■ Task statement ■
Extract each record and reproduce it exactly.

■ Supplied material ■

■ ■ ■ ■

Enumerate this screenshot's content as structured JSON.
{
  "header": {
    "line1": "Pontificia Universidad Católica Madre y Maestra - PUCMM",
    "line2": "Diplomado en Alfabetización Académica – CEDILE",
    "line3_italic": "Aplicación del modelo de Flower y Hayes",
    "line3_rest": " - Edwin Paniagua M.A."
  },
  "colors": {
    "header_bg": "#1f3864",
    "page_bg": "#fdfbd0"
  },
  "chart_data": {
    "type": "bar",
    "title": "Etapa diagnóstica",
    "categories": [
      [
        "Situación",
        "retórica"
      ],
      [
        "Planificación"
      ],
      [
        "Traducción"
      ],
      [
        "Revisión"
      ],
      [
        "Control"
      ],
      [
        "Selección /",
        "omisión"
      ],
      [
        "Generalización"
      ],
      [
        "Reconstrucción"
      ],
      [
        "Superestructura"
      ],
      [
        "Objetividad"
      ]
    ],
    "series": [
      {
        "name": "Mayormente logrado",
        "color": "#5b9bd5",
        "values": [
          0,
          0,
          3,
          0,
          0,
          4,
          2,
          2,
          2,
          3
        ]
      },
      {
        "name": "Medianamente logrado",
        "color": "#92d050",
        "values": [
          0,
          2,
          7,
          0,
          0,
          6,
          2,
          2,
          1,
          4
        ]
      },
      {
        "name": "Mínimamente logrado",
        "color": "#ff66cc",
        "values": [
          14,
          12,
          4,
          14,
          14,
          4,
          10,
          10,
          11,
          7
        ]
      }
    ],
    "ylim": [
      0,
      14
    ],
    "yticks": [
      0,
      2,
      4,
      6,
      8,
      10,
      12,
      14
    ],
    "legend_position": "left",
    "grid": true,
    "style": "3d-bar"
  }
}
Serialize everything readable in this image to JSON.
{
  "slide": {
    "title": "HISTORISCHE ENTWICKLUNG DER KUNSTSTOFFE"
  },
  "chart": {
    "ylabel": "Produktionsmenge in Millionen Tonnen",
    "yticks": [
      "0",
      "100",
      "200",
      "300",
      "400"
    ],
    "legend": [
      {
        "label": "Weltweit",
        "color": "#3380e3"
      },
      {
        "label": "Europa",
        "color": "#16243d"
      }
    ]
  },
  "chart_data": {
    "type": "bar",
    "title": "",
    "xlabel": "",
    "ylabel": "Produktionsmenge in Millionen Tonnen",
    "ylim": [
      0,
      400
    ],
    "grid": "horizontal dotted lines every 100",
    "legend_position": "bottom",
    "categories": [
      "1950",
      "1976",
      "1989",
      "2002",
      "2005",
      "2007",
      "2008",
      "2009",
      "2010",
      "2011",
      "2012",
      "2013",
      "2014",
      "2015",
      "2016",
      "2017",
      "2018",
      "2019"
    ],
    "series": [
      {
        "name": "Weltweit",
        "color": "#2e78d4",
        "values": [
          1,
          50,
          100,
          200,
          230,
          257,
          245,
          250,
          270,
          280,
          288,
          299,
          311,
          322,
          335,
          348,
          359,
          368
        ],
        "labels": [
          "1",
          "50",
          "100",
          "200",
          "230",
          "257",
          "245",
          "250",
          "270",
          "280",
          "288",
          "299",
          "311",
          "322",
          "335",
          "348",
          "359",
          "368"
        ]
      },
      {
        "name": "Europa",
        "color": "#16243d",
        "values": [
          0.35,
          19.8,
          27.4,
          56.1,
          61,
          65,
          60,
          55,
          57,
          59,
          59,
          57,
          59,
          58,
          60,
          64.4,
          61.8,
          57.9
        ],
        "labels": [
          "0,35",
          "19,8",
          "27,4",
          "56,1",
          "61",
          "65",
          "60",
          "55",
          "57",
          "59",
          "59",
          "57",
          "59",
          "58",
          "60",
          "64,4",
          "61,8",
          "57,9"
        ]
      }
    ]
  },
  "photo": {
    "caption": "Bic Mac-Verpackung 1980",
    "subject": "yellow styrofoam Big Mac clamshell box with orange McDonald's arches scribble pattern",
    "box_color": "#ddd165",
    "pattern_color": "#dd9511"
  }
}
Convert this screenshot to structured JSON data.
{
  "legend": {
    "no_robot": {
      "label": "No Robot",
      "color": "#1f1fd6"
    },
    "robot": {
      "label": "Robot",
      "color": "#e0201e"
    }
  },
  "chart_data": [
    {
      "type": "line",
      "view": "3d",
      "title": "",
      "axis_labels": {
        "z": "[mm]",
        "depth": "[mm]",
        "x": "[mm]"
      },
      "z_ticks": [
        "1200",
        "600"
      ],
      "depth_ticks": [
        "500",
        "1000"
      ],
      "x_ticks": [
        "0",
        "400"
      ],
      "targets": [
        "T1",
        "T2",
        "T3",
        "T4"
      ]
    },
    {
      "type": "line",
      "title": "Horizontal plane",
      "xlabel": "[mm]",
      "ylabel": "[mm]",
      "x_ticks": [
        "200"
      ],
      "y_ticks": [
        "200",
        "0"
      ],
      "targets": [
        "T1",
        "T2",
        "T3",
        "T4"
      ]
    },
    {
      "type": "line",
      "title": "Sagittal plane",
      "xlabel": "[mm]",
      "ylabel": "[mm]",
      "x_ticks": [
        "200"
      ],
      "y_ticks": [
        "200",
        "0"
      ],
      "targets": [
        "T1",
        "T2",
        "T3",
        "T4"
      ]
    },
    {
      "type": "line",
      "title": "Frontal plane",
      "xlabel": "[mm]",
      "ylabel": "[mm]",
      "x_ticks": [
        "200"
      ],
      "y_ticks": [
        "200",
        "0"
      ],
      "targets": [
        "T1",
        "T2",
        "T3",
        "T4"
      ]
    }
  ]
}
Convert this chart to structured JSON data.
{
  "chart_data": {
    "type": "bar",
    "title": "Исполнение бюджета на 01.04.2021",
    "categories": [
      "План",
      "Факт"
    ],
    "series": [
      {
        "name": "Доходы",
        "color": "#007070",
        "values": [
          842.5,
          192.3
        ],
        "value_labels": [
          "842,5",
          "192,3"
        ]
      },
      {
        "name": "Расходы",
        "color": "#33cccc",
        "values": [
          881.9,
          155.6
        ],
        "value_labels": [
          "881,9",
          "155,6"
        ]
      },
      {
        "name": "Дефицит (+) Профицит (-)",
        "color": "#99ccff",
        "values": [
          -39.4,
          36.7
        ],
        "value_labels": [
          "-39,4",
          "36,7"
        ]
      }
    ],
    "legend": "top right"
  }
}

■ ■ ■ ■

■ Written answer ■
Enumerate this screenshot's content as structured JSON.
{
  "header": {
    "line1": "Pontificia Universidad Católica Madre y Maestra - PUCMM",
    "line2": "Diplomado en Alfabetización Académica – CEDILE",
    "line3_italic": "Aplicación del modelo de Flower y Hayes",
    "line3_rest": " - Edwin Paniagua M.A."
  },
  "colors": {
    "header_bg": "#1f3864",
    "page_bg": "#fdfbd0"
  },
  "chart_data": {
    "type": "bar",
    "title": "Etapa diagnóstica",
    "categories": [
      [
        "Situación",
        "retórica"
      ],
      [
        "Planificación"
      ],
      [
        "Traducción"
      ],
      [
        "Revisión"
      ],
      [
        "Control"
      ],
      [
        "Selección /",
        "omisión"
      ],
      [
        "Generalización"
      ],
      [
        "Reconstrucción"
      ],
      [
        "Superestructura"
      ],
      [
        "Objetividad"
      ]
    ],
    "series": [
      {
        "name": "Mayormente logrado",
        "color": "#5b9bd5",
        "values": [
          0,
          0,
          3,
          0,
          0,
          4,
          2,
          2,
          2,
          3
        ]
      },
      {
        "name": "Medianamente logrado",
        "color": "#92d050",
        "values": [
          0,
          2,
          7,
          0,
          0,
          6,
          2,
          2,
          1,
          4
        ]
      },
      {
        "name": "Mínimamente logrado",
        "color": "#ff66cc",
        "values": [
          14,
          12,
          4,
          14,
          14,
          4,
          10,
          10,
          11,
          7
        ]
      }
    ],
    "ylim": [
      0,
      14
    ],
    "yticks": [
      0,
      2,
      4,
      6,
      8,
      10,
      12,
      14
    ],
    "legend_position": "left",
    "grid": true,
    "style": "3d-bar"
  }
}
Serialize everything readable in this image to JSON.
{
  "slide": {
    "title": "HISTORISCHE ENTWICKLUNG DER KUNSTSTOFFE"
  },
  "chart": {
    "ylabel": "Produktionsmenge in Millionen Tonnen",
    "yticks": [
      "0",
      "100",
      "200",
      "300",
      "400"
    ],
    "legend": [
      {
        "label": "Weltweit",
        "color": "#3380e3"
      },
      {
        "label": "Europa",
        "color": "#16243d"
      }
    ]
  },
  "chart_data": {
    "type": "bar",
    "title": "",
    "xlabel": "",
    "ylabel": "Produktionsmenge in Millionen Tonnen",
    "ylim": [
      0,
      400
    ],
    "grid": "horizontal dotted lines every 100",
    "legend_position": "bottom",
    "categories": [
      "1950",
      "1976",
      "1989",
      "2002",
      "2005",
      "2007",
      "2008",
      "2009",
      "2010",
      "2011",
      "2012",
      "2013",
      "2014",
      "2015",
      "2016",
      "2017",
      "2018",
      "2019"
    ],
    "series": [
      {
        "name": "Weltweit",
        "color": "#2e78d4",
        "values": [
          1,
          50,
          100,
          200,
          230,
          257,
          245,
          250,
          270,
          280,
          288,
          299,
          311,
          322,
          335,
          348,
          359,
          368
        ],
        "labels": [
          "1",
          "50",
          "100",
          "200",
          "230",
          "257",
          "245",
          "250",
          "270",
          "280",
          "288",
          "299",
          "311",
          "322",
          "335",
          "348",
          "359",
          "368"
        ]
      },
      {
        "name": "Europa",
        "color": "#16243d",
        "values": [
          0.35,
          19.8,
          27.4,
          56.1,
          61,
          65,
          60,
          55,
          57,
          59,
          59,
          57,
          59,
          58,
          60,
          64.4,
          61.8,
          57.9
        ],
        "labels": [
          "0,35",
          "19,8",
          "27,4",
          "56,1",
          "61",
          "65",
          "60",
          "55",
          "57",
          "59",
          "59",
          "57",
          "59",
          "58",
          "60",
          "64,4",
          "61,8",
          "57,9"
        ]
      }
    ]
  },
  "photo": {
    "caption": "Bic Mac-Verpackung 1980",
    "subject": "yellow styrofoam Big Mac clamshell box with orange McDonald's arches scribble pattern",
    "box_color": "#ddd165",
    "pattern_color": "#dd9511"
  }
}
Convert this screenshot to structured JSON data.
{
  "legend": {
    "no_robot": {
      "label": "No Robot",
      "color": "#1f1fd6"
    },
    "robot": {
      "label": "Robot",
      "color": "#e0201e"
    }
  },
  "chart_data": [
    {
      "type": "line",
      "view": "3d",
      "title": "",
      "axis_labels": {
        "z": "[mm]",
        "depth": "[mm]",
        "x": "[mm]"
      },
      "z_ticks": [
        "1200",
        "600"
      ],
      "depth_ticks": [
        "500",
        "1000"
      ],
      "x_ticks": [
        "0",
        "400"
      ],
      "targets": [
        "T1",
        "T2",
        "T3",
        "T4"
      ]
    },
    {
      "type": "line",
      "title": "Horizontal plane",
      "xlabel": "[mm]",
      "ylabel": "[mm]",
      "x_ticks": [
        "200"
      ],
      "y_ticks": [
        "200",
        "0"
      ],
      "targets": [
        "T1",
        "T2",
        "T3",
        "T4"
      ]
    },
    {
      "type": "line",
      "title": "Sagittal plane",
      "xlabel": "[mm]",
      "ylabel": "[mm]",
      "x_ticks": [
        "200"
      ],
      "y_ticks": [
        "200",
        "0"
      ],
      "targets": [
        "T1",
        "T2",
        "T3",
        "T4"
      ]
    },
    {
      "type": "line",
      "title": "Frontal plane",
      "xlabel": "[mm]",
      "ylabel": "[mm]",
      "x_ticks": [
        "200"
      ],
      "y_ticks": [
        "200",
        "0"
      ],
      "targets": [
        "T1",
        "T2",
        "T3",
        "T4"
      ]
    }
  ]
}
Convert this chart to structured JSON data.
{
  "chart_data": {
    "type": "bar",
    "title": "Исполнение бюджета на 01.04.2021",
    "categories": [
      "План",
      "Факт"
    ],
    "series": [
      {
        "name": "Доходы",
        "color": "#007070",
        "values": [
          842.5,
          192.3
        ],
        "value_labels": [
          "842,5",
          "192,3"
        ]
      },
      {
        "name": "Расходы",
        "color": "#33cccc",
        "values": [
          881.9,
          155.6
        ],
        "value_labels": [
          "881,9",
          "155,6"
        ]
      },
      {
        "name": "Дефицит (+) Профицит (-)",
        "color": "#99ccff",
        "values": [
          -39.4,
          36.7
        ],
        "value_labels": [
          "-39,4",
          "36,7"
        ]
      }
    ],
    "legend": "top right"
  }
}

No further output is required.